All of the records below should be output exactly.

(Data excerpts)
START
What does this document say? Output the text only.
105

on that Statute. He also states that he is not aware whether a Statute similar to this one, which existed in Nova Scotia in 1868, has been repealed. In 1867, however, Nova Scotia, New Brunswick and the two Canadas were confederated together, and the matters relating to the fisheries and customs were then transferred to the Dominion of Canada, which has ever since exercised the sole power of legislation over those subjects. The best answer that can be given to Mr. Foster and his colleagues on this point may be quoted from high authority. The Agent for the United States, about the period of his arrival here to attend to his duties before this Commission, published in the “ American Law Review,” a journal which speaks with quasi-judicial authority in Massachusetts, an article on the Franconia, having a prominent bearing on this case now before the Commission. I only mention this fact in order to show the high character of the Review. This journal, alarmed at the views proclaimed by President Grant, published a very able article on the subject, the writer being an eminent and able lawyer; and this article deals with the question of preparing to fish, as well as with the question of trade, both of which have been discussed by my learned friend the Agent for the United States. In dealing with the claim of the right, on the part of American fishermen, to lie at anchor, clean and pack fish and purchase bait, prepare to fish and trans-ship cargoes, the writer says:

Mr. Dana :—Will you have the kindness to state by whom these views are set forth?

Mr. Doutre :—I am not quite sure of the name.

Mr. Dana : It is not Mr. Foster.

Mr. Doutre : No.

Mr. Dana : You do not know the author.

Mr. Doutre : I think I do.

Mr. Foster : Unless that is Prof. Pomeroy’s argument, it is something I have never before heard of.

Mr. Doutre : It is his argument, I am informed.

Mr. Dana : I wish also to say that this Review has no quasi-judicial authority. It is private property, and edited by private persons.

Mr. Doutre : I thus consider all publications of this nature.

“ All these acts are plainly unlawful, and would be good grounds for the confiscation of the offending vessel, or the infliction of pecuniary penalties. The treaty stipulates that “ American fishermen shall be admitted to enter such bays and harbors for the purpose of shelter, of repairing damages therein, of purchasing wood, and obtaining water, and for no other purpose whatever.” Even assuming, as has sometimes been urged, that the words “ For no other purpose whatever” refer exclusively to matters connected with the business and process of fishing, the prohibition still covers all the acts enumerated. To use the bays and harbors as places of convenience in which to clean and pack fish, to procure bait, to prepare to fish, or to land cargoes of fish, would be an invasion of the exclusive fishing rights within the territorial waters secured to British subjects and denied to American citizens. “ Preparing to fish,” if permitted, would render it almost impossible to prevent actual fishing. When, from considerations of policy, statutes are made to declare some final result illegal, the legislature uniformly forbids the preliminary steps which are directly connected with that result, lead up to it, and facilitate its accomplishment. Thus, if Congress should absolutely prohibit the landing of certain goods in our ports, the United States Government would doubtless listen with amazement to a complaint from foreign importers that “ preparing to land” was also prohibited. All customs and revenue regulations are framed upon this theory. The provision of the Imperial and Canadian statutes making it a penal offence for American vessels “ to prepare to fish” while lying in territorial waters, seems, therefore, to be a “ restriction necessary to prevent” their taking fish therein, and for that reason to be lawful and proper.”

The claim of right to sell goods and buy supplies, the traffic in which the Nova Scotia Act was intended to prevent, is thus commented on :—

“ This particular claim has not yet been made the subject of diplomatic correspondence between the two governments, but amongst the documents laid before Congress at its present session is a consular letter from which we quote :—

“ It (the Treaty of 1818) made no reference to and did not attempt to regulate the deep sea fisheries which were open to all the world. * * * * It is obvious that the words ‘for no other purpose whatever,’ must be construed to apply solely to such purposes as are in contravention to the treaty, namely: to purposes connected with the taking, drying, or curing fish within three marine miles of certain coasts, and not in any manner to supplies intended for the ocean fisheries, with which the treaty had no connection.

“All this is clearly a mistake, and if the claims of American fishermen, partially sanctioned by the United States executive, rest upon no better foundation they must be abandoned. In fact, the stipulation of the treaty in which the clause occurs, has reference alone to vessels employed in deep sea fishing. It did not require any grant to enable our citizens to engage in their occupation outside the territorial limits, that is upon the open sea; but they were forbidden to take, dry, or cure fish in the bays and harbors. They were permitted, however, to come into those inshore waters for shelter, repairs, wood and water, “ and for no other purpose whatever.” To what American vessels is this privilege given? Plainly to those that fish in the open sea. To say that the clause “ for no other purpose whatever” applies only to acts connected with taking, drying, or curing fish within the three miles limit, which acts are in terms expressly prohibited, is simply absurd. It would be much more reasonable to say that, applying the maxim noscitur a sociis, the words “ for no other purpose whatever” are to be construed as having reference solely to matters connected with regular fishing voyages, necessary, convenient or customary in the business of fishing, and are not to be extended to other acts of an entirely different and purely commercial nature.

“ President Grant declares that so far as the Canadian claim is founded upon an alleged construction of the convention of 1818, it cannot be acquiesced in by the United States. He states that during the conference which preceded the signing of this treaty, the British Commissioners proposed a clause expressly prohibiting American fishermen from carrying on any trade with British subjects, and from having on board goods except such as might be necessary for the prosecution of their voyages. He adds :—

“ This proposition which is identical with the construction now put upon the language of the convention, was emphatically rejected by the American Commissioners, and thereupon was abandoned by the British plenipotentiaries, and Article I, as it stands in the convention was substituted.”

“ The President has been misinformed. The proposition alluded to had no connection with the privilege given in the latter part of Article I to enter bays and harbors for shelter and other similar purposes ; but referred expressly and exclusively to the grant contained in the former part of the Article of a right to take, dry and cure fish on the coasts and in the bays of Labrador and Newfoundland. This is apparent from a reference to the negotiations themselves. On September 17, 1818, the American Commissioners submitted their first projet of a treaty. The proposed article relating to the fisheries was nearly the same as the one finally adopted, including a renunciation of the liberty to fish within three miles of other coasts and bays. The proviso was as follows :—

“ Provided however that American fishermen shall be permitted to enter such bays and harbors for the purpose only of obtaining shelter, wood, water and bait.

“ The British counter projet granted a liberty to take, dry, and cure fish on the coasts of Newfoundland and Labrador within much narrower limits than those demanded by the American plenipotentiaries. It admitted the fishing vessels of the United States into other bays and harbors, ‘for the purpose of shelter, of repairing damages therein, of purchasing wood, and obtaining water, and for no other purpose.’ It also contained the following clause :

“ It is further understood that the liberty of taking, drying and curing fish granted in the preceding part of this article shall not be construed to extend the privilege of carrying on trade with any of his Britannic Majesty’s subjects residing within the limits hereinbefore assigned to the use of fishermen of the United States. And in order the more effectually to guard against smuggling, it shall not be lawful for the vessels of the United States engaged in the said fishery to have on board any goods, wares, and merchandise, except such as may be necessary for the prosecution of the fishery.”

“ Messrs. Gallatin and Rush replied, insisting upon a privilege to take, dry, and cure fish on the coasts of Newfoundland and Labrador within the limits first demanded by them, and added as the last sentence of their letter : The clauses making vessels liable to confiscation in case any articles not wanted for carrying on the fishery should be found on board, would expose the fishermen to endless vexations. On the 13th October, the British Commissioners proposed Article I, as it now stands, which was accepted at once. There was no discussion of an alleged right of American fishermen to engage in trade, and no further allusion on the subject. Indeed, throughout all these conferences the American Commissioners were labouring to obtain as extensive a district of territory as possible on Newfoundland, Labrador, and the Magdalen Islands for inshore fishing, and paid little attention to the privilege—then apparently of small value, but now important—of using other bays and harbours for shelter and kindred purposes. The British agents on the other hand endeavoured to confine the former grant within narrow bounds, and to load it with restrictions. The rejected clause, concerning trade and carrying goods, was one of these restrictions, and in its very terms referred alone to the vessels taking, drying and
END
## Reply to the task
What does this document say? Output the text only.
105

on that Statute. He also states that he is not aware whether a Statute similar to this one, which existed in Nova Scotia in 1868, has been repealed. In 1867, however, Nova Scotia, New Brunswick and the two Canadas were confederated together, and the matters relating to the fisheries and customs were then transferred to the Dominion of Canada, which has ever since exercised the sole power of legislation over those subjects. The best answer that can be given to Mr. Foster and his colleagues on this point may be quoted from high authority. The Agent for the United States, about the period of his arrival here to attend to his duties before this Commission, published in the “ American Law Review,” a journal which speaks with quasi-judicial authority in Massachusetts, an article on the Franconia, having a prominent bearing on this case now before the Commission. I only mention this fact in order to show the high character of the Review. This journal, alarmed at the views proclaimed by President Grant, published a very able article on the subject, the writer being an eminent and able lawyer; and this article deals with the question of preparing to fish, as well as with the question of trade, both of which have been discussed by my learned friend the Agent for the United States. In dealing with the claim of the right, on the part of American fishermen, to lie at anchor, clean and pack fish and purchase bait, prepare to fish and trans-ship cargoes, the writer says:

Mr. Dana :—Will you have the kindness to state by whom these views are set forth?

Mr. Doutre :—I am not quite sure of the name.

Mr. Dana : It is not Mr. Foster.

Mr. Doutre : No.

Mr. Dana : You do not know the author.

Mr. Doutre : I think I do.

Mr. Foster : Unless that is Prof. Pomeroy’s argument, it is something I have never before heard of.

Mr. Doutre : It is his argument, I am informed.

Mr. Dana : I wish also to say that this Review has no quasi-judicial authority. It is private property, and edited by private persons.

Mr. Doutre : I thus consider all publications of this nature.

“ All these acts are plainly unlawful, and would be good grounds for the confiscation of the offending vessel, or the infliction of pecuniary penalties. The treaty stipulates that “ American fishermen shall be admitted to enter such bays and harbors for the purpose of shelter, of repairing damages therein, of purchasing wood, and obtaining water, and for no other purpose whatever.” Even assuming, as has sometimes been urged, that the words “ For no other purpose whatever” refer exclusively to matters connected with the business and process of fishing, the prohibition still covers all the acts enumerated. To use the bays and harbors as places of convenience in which to clean and pack fish, to procure bait, to prepare to fish, or to land cargoes of fish, would be an invasion of the exclusive fishing rights within the territorial waters secured to British subjects and denied to American citizens. “ Preparing to fish,” if permitted, would render it almost impossible to prevent actual fishing. When, from considerations of policy, statutes are made to declare some final result illegal, the legislature uniformly forbids the preliminary steps which are directly connected with that result, lead up to it, and facilitate its accomplishment. Thus, if Congress should absolutely prohibit the landing of certain goods in our ports, the United States Government would doubtless listen with amazement to a complaint from foreign importers that “ preparing to land” was also prohibited. All customs and revenue regulations are framed upon this theory. The provision of the Imperial and Canadian statutes making it a penal offence for American vessels “ to prepare to fish” while lying in territorial waters, seems, therefore, to be a “ restriction necessary to prevent” their taking fish therein, and for that reason to be lawful and proper.”

The claim of right to sell goods and buy supplies, the traffic in which the Nova Scotia Act was intended to prevent, is thus commented on :—

“ This particular claim has not yet been made the subject of diplomatic correspondence between the two governments, but amongst the documents laid before Congress at its present session is a consular letter from which we quote :—

“ It (the Treaty of 1818) made no reference to and did not attempt to regulate the deep sea fisheries which were open to all the world. * * * * It is obvious that the words ‘for no other purpose whatever,’ must be construed to apply solely to such purposes as are in contravention to the treaty, namely: to purposes connected with the taking, drying, or curing fish within three marine miles of certain coasts, and not in any manner to supplies intended for the ocean fisheries, with which the treaty had no connection.

“All this is clearly a mistake, and if the claims of American fishermen, partially sanctioned by the United States executive, rest upon no better foundation they must be abandoned. In fact, the stipulation of the treaty in which the clause occurs, has reference alone to vessels employed in deep sea fishing. It did not require any grant to enable our citizens to engage in their occupation outside the territorial limits, that is upon the open sea; but they were forbidden to take, dry, or cure fish in the bays and harbors. They were permitted, however, to come into those inshore waters for shelter, repairs, wood and water, “ and for no other purpose whatever.” To what American vessels is this privilege given? Plainly to those that fish in the open sea. To say that the clause “ for no other purpose whatever” applies only to acts connected with taking, drying, or curing fish within the three miles limit, which acts are in terms expressly prohibited, is simply absurd. It would be much more reasonable to say that, applying the maxim noscitur a sociis, the words “ for no other purpose whatever” are to be construed as having reference solely to matters connected with regular fishing voyages, necessary, convenient or customary in the business of fishing, and are not to be extended to other acts of an entirely different and purely commercial nature.

“ President Grant declares that so far as the Canadian claim is founded upon an alleged construction of the convention of 1818, it cannot be acquiesced in by the United States. He states that during the conference which preceded the signing of this treaty, the British Commissioners proposed a clause expressly prohibiting American fishermen from carrying on any trade with British subjects, and from having on board goods except such as might be necessary for the prosecution of their voyages. He adds :—

“ This proposition which is identical with the construction now put upon the language of the convention, was emphatically rejected by the American Commissioners, and thereupon was abandoned by the British plenipotentiaries, and Article I, as it stands in the convention was substituted.”

“ The President has been misinformed. The proposition alluded to had no connection with the privilege given in the latter part of Article I to enter bays and harbors for shelter and other similar purposes ; but referred expressly and exclusively to the grant contained in the former part of the Article of a right to take, dry and cure fish on the coasts and in the bays of Labrador and Newfoundland. This is apparent from a reference to the negotiations themselves. On September 17, 1818, the American Commissioners submitted their first projet of a treaty. The proposed article relating to the fisheries was nearly the same as the one finally adopted, including a renunciation of the liberty to fish within three miles of other coasts and bays. The proviso was as follows :—

“ Provided however that American fishermen shall be permitted to enter such bays and harbors for the purpose only of obtaining shelter, wood, water and bait.

“ The British counter projet granted a liberty to take, dry, and cure fish on the coasts of Newfoundland and Labrador within much narrower limits than those demanded by the American plenipotentiaries. It admitted the fishing vessels of the United States into other bays and harbors, ‘for the purpose of shelter, of repairing damages therein, of purchasing wood, and obtaining water, and for no other purpose.’ It also contained the following clause :

“ It is further understood that the liberty of taking, drying and curing fish granted in the preceding part of this article shall not be construed to extend the privilege of carrying on trade with any of his Britannic Majesty’s subjects residing within the limits hereinbefore assigned to the use of fishermen of the United States. And in order the more effectually to guard against smuggling, it shall not be lawful for the vessels of the United States engaged in the said fishery to have on board any goods, wares, and merchandise, except such as may be necessary for the prosecution of the fishery.”

“ Messrs. Gallatin and Rush replied, insisting upon a privilege to take, dry, and cure fish on the coasts of Newfoundland and Labrador within the limits first demanded by them, and added as the last sentence of their letter : The clauses making vessels liable to confiscation in case any articles not wanted for carrying on the fishery should be found on board, would expose the fishermen to endless vexations. On the 13th October, the British Commissioners proposed Article I, as it now stands, which was accepted at once. There was no discussion of an alleged right of American fishermen to engage in trade, and no further allusion on the subject. Indeed, throughout all these conferences the American Commissioners were labouring to obtain as extensive a district of territory as possible on Newfoundland, Labrador, and the Magdalen Islands for inshore fishing, and paid little attention to the privilege—then apparently of small value, but now important—of using other bays and harbours for shelter and kindred purposes. The British agents on the other hand endeavoured to confine the former grant within narrow bounds, and to load it with restrictions. The rejected clause, concerning trade and carrying goods, was one of these restrictions, and in its very terms referred alone to the vessels taking, drying and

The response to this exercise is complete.